Raw records:
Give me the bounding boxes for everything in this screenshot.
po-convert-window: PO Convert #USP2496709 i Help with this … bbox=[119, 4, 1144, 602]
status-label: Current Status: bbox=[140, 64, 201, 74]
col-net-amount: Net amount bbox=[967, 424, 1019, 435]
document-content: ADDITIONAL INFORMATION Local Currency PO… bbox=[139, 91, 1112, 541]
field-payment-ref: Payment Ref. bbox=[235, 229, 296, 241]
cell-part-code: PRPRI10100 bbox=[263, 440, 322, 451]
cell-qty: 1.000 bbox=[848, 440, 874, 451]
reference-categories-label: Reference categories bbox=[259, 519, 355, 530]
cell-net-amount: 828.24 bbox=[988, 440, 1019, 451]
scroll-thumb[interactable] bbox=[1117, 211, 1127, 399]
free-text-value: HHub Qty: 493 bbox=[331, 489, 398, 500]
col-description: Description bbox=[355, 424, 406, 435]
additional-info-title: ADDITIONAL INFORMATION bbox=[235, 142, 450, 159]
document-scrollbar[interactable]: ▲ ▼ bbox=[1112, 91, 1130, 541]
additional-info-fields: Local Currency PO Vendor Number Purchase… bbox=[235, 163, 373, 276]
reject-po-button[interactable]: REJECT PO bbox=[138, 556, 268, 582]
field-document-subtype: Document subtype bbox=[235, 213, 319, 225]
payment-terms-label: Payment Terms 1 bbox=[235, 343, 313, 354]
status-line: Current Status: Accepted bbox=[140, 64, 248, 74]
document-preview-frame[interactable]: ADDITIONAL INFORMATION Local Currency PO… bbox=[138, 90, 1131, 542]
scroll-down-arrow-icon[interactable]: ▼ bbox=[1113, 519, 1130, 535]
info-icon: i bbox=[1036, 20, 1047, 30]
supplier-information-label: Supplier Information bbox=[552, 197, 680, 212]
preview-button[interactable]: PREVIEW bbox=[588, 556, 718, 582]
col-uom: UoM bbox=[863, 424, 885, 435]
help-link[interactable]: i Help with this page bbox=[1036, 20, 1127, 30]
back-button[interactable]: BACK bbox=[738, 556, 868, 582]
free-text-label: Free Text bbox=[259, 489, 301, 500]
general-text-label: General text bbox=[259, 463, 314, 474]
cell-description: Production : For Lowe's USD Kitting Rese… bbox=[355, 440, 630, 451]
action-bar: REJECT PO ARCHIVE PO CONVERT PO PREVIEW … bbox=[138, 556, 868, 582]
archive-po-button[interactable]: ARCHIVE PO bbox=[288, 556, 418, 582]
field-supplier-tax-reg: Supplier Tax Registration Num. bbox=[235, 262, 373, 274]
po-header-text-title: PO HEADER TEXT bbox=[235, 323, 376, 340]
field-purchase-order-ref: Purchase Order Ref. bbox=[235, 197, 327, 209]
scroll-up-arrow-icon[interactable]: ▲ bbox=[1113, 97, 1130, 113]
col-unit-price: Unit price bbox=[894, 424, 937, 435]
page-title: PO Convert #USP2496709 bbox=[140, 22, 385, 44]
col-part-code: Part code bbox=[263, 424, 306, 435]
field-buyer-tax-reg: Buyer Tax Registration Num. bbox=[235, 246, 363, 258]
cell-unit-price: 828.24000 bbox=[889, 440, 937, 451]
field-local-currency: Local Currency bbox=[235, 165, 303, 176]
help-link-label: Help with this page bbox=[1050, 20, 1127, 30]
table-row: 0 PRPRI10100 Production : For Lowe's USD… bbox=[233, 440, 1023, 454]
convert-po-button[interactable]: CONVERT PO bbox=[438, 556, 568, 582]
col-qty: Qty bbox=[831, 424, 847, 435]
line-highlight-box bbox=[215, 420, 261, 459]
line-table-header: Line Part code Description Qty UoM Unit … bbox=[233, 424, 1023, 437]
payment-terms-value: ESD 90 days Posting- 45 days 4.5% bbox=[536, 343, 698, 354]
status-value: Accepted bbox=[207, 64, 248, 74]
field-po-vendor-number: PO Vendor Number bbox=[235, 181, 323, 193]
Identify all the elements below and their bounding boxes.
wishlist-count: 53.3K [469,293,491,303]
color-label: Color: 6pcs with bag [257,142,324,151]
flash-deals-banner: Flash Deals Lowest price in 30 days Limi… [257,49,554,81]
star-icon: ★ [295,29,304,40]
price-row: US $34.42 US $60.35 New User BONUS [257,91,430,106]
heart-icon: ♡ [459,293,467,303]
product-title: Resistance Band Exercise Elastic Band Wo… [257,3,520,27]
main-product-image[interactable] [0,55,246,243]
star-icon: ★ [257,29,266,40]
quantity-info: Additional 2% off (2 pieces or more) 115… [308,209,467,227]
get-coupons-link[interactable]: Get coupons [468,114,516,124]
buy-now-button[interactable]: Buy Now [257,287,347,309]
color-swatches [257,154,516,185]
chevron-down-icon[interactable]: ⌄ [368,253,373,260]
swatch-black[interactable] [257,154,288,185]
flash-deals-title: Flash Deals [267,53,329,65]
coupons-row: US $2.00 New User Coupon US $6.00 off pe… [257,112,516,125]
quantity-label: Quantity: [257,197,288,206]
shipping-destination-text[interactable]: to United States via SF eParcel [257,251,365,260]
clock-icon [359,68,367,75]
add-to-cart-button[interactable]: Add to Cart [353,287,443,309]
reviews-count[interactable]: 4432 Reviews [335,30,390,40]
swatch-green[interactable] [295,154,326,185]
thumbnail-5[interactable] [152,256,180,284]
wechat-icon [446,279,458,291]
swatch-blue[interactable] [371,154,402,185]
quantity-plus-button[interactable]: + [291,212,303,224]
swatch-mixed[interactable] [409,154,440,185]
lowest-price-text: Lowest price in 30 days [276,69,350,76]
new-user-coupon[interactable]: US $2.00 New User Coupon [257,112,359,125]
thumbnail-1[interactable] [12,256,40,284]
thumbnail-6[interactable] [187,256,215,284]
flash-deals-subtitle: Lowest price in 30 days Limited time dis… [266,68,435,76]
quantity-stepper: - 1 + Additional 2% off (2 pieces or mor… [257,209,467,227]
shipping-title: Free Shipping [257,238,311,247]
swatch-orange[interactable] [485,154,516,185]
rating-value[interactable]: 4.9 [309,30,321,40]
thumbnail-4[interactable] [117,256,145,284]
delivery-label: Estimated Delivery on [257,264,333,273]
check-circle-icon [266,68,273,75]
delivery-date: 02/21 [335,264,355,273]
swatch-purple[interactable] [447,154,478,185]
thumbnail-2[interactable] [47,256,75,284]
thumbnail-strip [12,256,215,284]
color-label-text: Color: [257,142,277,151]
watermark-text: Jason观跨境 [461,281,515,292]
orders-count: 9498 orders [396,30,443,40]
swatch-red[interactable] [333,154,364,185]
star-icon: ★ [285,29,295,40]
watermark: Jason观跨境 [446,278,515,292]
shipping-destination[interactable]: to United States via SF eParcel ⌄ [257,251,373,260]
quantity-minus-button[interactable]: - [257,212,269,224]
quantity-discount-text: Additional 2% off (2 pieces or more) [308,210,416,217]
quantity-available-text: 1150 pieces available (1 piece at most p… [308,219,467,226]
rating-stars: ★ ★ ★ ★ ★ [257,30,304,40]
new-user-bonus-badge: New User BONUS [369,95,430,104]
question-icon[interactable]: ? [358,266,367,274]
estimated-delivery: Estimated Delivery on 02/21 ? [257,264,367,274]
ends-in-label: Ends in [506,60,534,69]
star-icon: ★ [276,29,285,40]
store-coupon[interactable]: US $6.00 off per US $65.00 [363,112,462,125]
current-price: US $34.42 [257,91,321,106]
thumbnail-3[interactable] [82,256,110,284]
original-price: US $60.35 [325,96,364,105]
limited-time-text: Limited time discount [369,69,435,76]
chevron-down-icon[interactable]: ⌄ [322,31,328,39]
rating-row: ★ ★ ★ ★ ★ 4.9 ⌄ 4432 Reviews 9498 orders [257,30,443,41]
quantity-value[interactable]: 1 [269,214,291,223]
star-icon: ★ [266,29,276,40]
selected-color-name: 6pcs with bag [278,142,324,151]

Do this: Reproduce word for word every line of the records, starting at the first line of the records and ending with the line that contains "cell-qty: 1.000 bbox=[848, 440, 874, 451]", with both of those lines included.

Answer to the task:
Give me the bounding boxes for everything in this screenshot.
po-convert-window: PO Convert #USP2496709 i Help with this … bbox=[119, 4, 1144, 602]
status-label: Current Status: bbox=[140, 64, 201, 74]
col-net-amount: Net amount bbox=[967, 424, 1019, 435]
document-content: ADDITIONAL INFORMATION Local Currency PO… bbox=[139, 91, 1112, 541]
field-payment-ref: Payment Ref. bbox=[235, 229, 296, 241]
cell-part-code: PRPRI10100 bbox=[263, 440, 322, 451]
cell-qty: 1.000 bbox=[848, 440, 874, 451]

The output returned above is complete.